- **OBJECTIVE**
Please set out every line of the rows below in a Markdown table with two columns, No. for the running number and Line for the line itself, leaving out any blank lines.
[Begin]
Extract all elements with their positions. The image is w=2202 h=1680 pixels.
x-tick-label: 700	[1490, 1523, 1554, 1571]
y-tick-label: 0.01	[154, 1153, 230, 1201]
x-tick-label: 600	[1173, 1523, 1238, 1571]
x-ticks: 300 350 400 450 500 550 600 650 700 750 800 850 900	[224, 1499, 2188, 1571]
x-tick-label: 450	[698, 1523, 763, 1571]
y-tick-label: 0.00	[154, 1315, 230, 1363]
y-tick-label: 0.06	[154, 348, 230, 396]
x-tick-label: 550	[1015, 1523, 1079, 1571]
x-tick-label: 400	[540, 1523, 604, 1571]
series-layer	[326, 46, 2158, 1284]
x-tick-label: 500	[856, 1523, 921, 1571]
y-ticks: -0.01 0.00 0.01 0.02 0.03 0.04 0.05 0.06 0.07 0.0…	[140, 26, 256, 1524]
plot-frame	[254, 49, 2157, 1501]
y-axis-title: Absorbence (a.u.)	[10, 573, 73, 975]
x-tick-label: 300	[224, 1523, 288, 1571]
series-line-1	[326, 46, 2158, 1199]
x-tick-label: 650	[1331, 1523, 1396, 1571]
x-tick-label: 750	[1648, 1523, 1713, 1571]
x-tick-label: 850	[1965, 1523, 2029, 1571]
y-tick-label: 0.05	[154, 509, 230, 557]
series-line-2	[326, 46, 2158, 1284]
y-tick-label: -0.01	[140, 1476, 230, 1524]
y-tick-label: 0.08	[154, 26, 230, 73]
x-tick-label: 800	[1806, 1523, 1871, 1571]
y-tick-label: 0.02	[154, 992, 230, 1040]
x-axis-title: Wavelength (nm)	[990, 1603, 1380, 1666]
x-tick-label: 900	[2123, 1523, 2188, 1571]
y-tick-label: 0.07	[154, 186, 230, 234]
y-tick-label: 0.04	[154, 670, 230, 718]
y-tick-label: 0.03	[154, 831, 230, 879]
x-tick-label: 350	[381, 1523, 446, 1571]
[End]
- **SOLUTION**
| No. | Line |
|---|---|
| 1 | Extract all elements with their positions. The image is w=2202 h=1680 pixels. |
| 2 | x-tick-label: 700	[1490, 1523, 1554, 1571] |
| 3 | y-tick-label: 0.01	[154, 1153, 230, 1201] |
| 4 | x-tick-label: 600	[1173, 1523, 1238, 1571] |
| 5 | x-ticks: 300 350 400 450 500 550 600 650 700 750 800 850 900	[224, 1499, 2188, 1571] |
| 6 | x-tick-label: 450	[698, 1523, 763, 1571] |
| 7 | y-tick-label: 0.00	[154, 1315, 230, 1363] |
| 8 | y-tick-label: 0.06	[154, 348, 230, 396] |
| 9 | x-tick-label: 550	[1015, 1523, 1079, 1571] |
| 10 | x-tick-label: 400	[540, 1523, 604, 1571] |
| 11 | series-layer	[326, 46, 2158, 1284] |
| 12 | x-tick-label: 500	[856, 1523, 921, 1571] |
| 13 | y-ticks: -0.01 0.00 0.01 0.02 0.03 0.04 0.05 0.06 0.07 0.0…	[140, 26, 256, 1524] |
| 14 | plot-frame	[254, 49, 2157, 1501] |
| 15 | y-axis-title: Absorbence (a.u.)	[10, 573, 73, 975] |
| 16 | x-tick-label: 300	[224, 1523, 288, 1571] |
| 17 | series-line-1	[326, 46, 2158, 1199] |
| 18 | x-tick-label: 650	[1331, 1523, 1396, 1571] |
| 19 | x-tick-label: 750	[1648, 1523, 1713, 1571] |
| 20 | x-tick-label: 850	[1965, 1523, 2029, 1571] |
| 21 | y-tick-label: 0.05	[154, 509, 230, 557] |
| 22 | series-line-2	[326, 46, 2158, 1284] |
| 23 | y-tick-label: -0.01	[140, 1476, 230, 1524] |
| 24 | y-tick-label: 0.08	[154, 26, 230, 73] |
| 25 | x-tick-label: 800	[1806, 1523, 1871, 1571] |
| 26 | y-tick-label: 0.02	[154, 992, 230, 1040] |
| 27 | x-axis-title: Wavelength (nm)	[990, 1603, 1380, 1666] |
| 28 | x-tick-label: 900	[2123, 1523, 2188, 1571] |
| 29 | y-tick-label: 0.07	[154, 186, 230, 234] |
| 30 | y-tick-label: 0.04	[154, 670, 230, 718] |
| 31 | y-tick-label: 0.03	[154, 831, 230, 879] |
| 32 | x-tick-label: 350	[381, 1523, 446, 1571] |